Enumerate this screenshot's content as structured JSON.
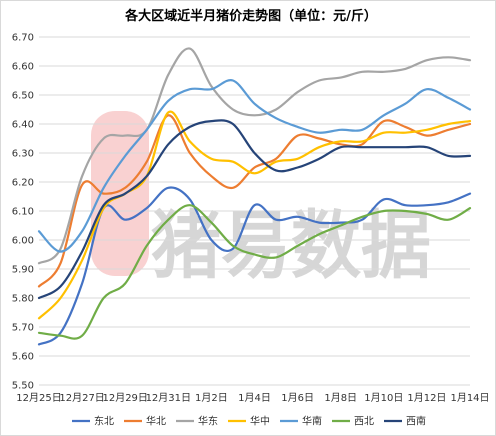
{
  "chart_data": {
    "type": "line",
    "title": "各大区域近半月猪价走势图（单位：元/斤）",
    "xlabel": "",
    "ylabel": "",
    "ylim": [
      5.5,
      6.7
    ],
    "yticks": [
      "5.50",
      "5.60",
      "5.70",
      "5.80",
      "5.90",
      "6.00",
      "6.10",
      "6.20",
      "6.30",
      "6.40",
      "6.50",
      "6.60",
      "6.70"
    ],
    "x": [
      "12月25日",
      "12月26日",
      "12月27日",
      "12月28日",
      "12月29日",
      "12月30日",
      "12月31日",
      "1月1日",
      "1月2日",
      "1月3日",
      "1月4日",
      "1月5日",
      "1月6日",
      "1月7日",
      "1月8日",
      "1月9日",
      "1月10日",
      "1月11日",
      "1月12日",
      "1月13日",
      "1月14日"
    ],
    "xtick_labels": [
      "12月25日",
      "12月27日",
      "12月29日",
      "12月31日",
      "1月2日",
      "1月4日",
      "1月6日",
      "1月8日",
      "1月10日",
      "1月12日",
      "1月14日"
    ],
    "grid": "horizontal",
    "legend_position": "bottom",
    "watermark": "猪易数据",
    "series": [
      {
        "name": "东北",
        "color": "#4472C4",
        "values": [
          5.64,
          5.68,
          5.85,
          6.11,
          6.07,
          6.11,
          6.18,
          6.14,
          6.0,
          5.97,
          6.12,
          6.07,
          6.08,
          6.06,
          6.06,
          6.07,
          6.14,
          6.12,
          6.12,
          6.13,
          6.16
        ]
      },
      {
        "name": "华北",
        "color": "#ED7D31",
        "values": [
          5.84,
          5.92,
          6.19,
          6.16,
          6.18,
          6.27,
          6.43,
          6.3,
          6.22,
          6.18,
          6.25,
          6.28,
          6.36,
          6.35,
          6.33,
          6.33,
          6.41,
          6.39,
          6.36,
          6.38,
          6.4
        ]
      },
      {
        "name": "华东",
        "color": "#A5A5A5",
        "values": [
          5.92,
          5.97,
          6.22,
          6.35,
          6.36,
          6.38,
          6.57,
          6.66,
          6.53,
          6.45,
          6.43,
          6.45,
          6.51,
          6.55,
          6.56,
          6.58,
          6.58,
          6.59,
          6.62,
          6.63,
          6.62
        ]
      },
      {
        "name": "华中",
        "color": "#FFC000",
        "values": [
          5.73,
          5.8,
          5.93,
          6.11,
          6.16,
          6.22,
          6.44,
          6.34,
          6.28,
          6.27,
          6.23,
          6.27,
          6.28,
          6.32,
          6.34,
          6.34,
          6.37,
          6.37,
          6.38,
          6.4,
          6.41
        ]
      },
      {
        "name": "华南",
        "color": "#5B9BD5",
        "values": [
          6.03,
          5.96,
          6.03,
          6.18,
          6.29,
          6.38,
          6.48,
          6.52,
          6.52,
          6.55,
          6.47,
          6.42,
          6.39,
          6.37,
          6.38,
          6.38,
          6.43,
          6.47,
          6.52,
          6.49,
          6.45
        ]
      },
      {
        "name": "西北",
        "color": "#70AD47",
        "values": [
          5.68,
          5.67,
          5.67,
          5.8,
          5.85,
          5.98,
          6.07,
          6.12,
          6.06,
          5.98,
          5.95,
          5.94,
          5.98,
          6.02,
          6.05,
          6.08,
          6.1,
          6.1,
          6.09,
          6.07,
          6.11
        ]
      },
      {
        "name": "西南",
        "color": "#264478",
        "values": [
          5.8,
          5.84,
          5.96,
          6.12,
          6.16,
          6.22,
          6.33,
          6.39,
          6.41,
          6.4,
          6.3,
          6.24,
          6.25,
          6.28,
          6.32,
          6.32,
          6.32,
          6.32,
          6.32,
          6.29,
          6.29
        ]
      }
    ]
  }
}
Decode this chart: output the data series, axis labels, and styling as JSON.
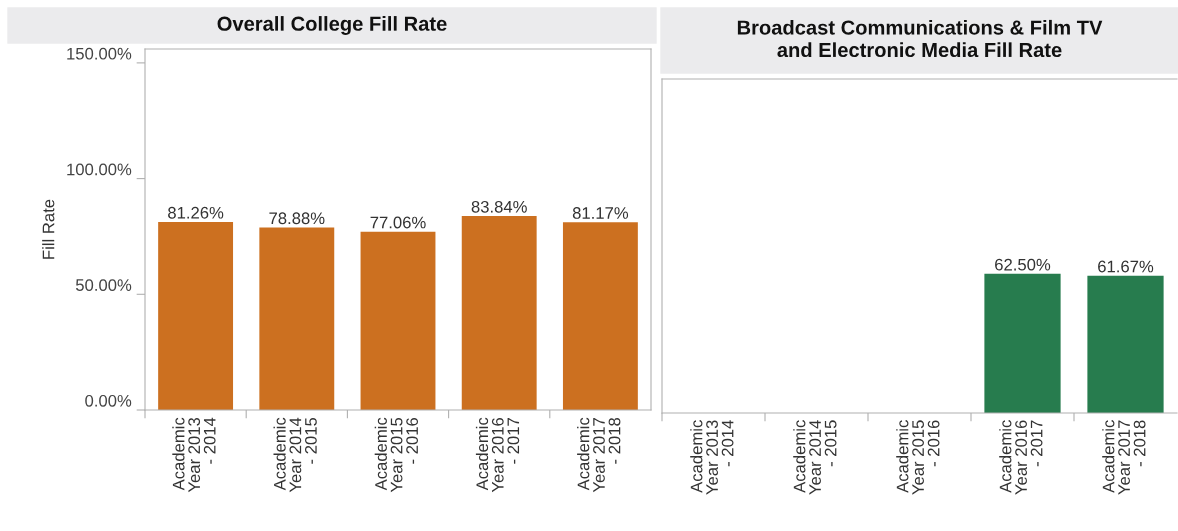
{
  "chart_data": [
    {
      "type": "bar",
      "title": "Overall College Fill Rate",
      "ylabel": "Fill Rate",
      "categories": [
        "Academic\nYear 2013\n- 2014",
        "Academic\nYear 2014\n- 2015",
        "Academic\nYear 2015\n- 2016",
        "Academic\nYear 2016\n- 2017",
        "Academic\nYear 2017\n- 2018"
      ],
      "values": [
        81.26,
        78.88,
        77.06,
        83.84,
        81.17
      ],
      "color": "#cc7020",
      "value_labels": [
        "81.26%",
        "78.88%",
        "77.06%",
        "83.84%",
        "81.17%"
      ],
      "ylim": [
        0,
        156
      ],
      "yticks": [
        {
          "value": 0,
          "label": "0.00%"
        },
        {
          "value": 50,
          "label": "50.00%"
        },
        {
          "value": 100,
          "label": "100.00%"
        },
        {
          "value": 150,
          "label": "150.00%"
        }
      ],
      "grid": false,
      "legend": false
    },
    {
      "type": "bar",
      "title": "Broadcast Communications & Film TV\nand Electronic Media Fill Rate",
      "categories": [
        "Academic\nYear 2013\n- 2014",
        "Academic\nYear 2014\n- 2015",
        "Academic\nYear 2015\n- 2016",
        "Academic\nYear 2016\n- 2017",
        "Academic\nYear 2017\n- 2018"
      ],
      "values": [
        null,
        null,
        null,
        62.5,
        61.67
      ],
      "color": "#277c4e",
      "value_labels": [
        null,
        null,
        null,
        "62.50%",
        "61.67%"
      ],
      "ylim": [
        0,
        150
      ],
      "tick_labels": "x",
      "grid": false,
      "legend": false
    }
  ]
}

+---+

The task: Check each line of the records above for the string "name", and report every line that has it.

Output of the exercise:
        "name": "东北",
        "name": "华北",
        "name": "华东",
        "name": "华中",
        "name": "华南",
        "name": "西北",
        "name": "西南",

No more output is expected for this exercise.